### TASK DIRECTIONS
Repeat the listing below line by line, exactly, leaving its pictures behind.

### DATA IN THIS EXERCISE
Content starts
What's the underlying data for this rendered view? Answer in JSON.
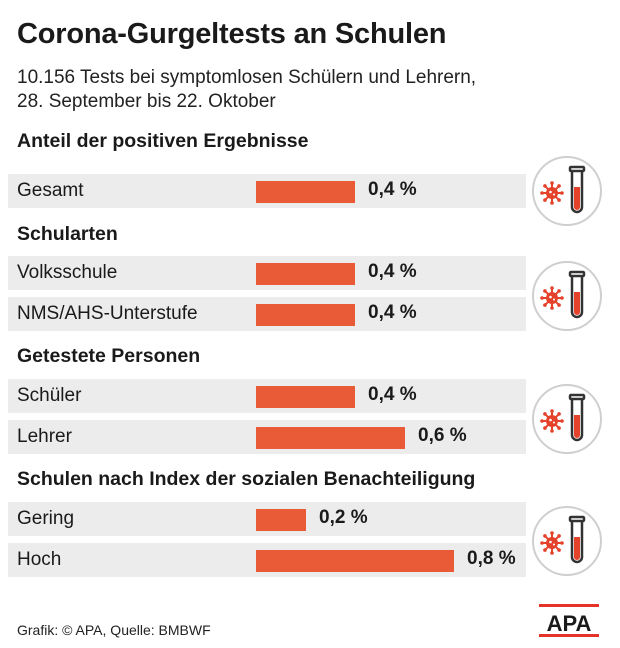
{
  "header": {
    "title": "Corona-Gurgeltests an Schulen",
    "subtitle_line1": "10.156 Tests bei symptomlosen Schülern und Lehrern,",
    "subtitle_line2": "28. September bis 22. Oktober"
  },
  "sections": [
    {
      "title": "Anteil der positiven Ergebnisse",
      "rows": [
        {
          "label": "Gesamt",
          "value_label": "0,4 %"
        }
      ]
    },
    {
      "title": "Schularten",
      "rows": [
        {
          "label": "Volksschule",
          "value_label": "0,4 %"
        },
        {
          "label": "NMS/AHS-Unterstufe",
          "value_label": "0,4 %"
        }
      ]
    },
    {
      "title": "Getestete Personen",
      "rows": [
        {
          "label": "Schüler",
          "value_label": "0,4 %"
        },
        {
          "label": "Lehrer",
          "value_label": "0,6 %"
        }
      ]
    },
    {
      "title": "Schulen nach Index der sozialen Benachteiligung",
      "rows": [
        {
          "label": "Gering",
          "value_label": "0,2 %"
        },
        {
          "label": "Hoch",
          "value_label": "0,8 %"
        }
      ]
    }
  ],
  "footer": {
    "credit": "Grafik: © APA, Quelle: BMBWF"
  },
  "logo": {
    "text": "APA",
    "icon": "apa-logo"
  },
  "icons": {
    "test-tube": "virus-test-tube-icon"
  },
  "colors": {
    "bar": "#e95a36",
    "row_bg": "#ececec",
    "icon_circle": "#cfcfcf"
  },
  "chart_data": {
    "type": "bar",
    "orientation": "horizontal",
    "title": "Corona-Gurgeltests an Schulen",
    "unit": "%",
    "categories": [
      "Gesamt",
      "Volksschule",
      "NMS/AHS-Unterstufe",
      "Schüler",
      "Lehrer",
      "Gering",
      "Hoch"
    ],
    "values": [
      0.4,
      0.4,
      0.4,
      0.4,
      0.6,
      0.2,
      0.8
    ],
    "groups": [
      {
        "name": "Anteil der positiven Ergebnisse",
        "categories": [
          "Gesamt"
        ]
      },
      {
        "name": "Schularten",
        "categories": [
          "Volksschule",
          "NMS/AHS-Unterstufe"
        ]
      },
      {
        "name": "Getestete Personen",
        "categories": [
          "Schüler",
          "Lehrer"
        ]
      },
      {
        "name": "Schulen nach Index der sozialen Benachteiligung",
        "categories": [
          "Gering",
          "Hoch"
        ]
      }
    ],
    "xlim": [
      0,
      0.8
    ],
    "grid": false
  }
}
Content ends
### TASK RESPONSE
What's the underlying data for this rendered view? Answer in JSON.
{
  "header": {
    "title": "Corona-Gurgeltests an Schulen",
    "subtitle_line1": "10.156 Tests bei symptomlosen Schülern und Lehrern,",
    "subtitle_line2": "28. September bis 22. Oktober"
  },
  "sections": [
    {
      "title": "Anteil der positiven Ergebnisse",
      "rows": [
        {
          "label": "Gesamt",
          "value_label": "0,4 %"
        }
      ]
    },
    {
      "title": "Schularten",
      "rows": [
        {
          "label": "Volksschule",
          "value_label": "0,4 %"
        },
        {
          "label": "NMS/AHS-Unterstufe",
          "value_label": "0,4 %"
        }
      ]
    },
    {
      "title": "Getestete Personen",
      "rows": [
        {
          "label": "Schüler",
          "value_label": "0,4 %"
        },
        {
          "label": "Lehrer",
          "value_label": "0,6 %"
        }
      ]
    },
    {
      "title": "Schulen nach Index der sozialen Benachteiligung",
      "rows": [
        {
          "label": "Gering",
          "value_label": "0,2 %"
        },
        {
          "label": "Hoch",
          "value_label": "0,8 %"
        }
      ]
    }
  ],
  "footer": {
    "credit": "Grafik: © APA, Quelle: BMBWF"
  },
  "logo": {
    "text": "APA",
    "icon": "apa-logo"
  },
  "icons": {
    "test-tube": "virus-test-tube-icon"
  },
  "colors": {
    "bar": "#e95a36",
    "row_bg": "#ececec",
    "icon_circle": "#cfcfcf"
  },
  "chart_data": {
    "type": "bar",
    "orientation": "horizontal",
    "title": "Corona-Gurgeltests an Schulen",
    "unit": "%",
    "categories": [
      "Gesamt",
      "Volksschule",
      "NMS/AHS-Unterstufe",
      "Schüler",
      "Lehrer",
      "Gering",
      "Hoch"
    ],
    "values": [
      0.4,
      0.4,
      0.4,
      0.4,
      0.6,
      0.2,
      0.8
    ],
    "groups": [
      {
        "name": "Anteil der positiven Ergebnisse",
        "categories": [
          "Gesamt"
        ]
      },
      {
        "name": "Schularten",
        "categories": [
          "Volksschule",
          "NMS/AHS-Unterstufe"
        ]
      },
      {
        "name": "Getestete Personen",
        "categories": [
          "Schüler",
          "Lehrer"
        ]
      },
      {
        "name": "Schulen nach Index der sozialen Benachteiligung",
        "categories": [
          "Gering",
          "Hoch"
        ]
      }
    ],
    "xlim": [
      0,
      0.8
    ],
    "grid": false
  }
}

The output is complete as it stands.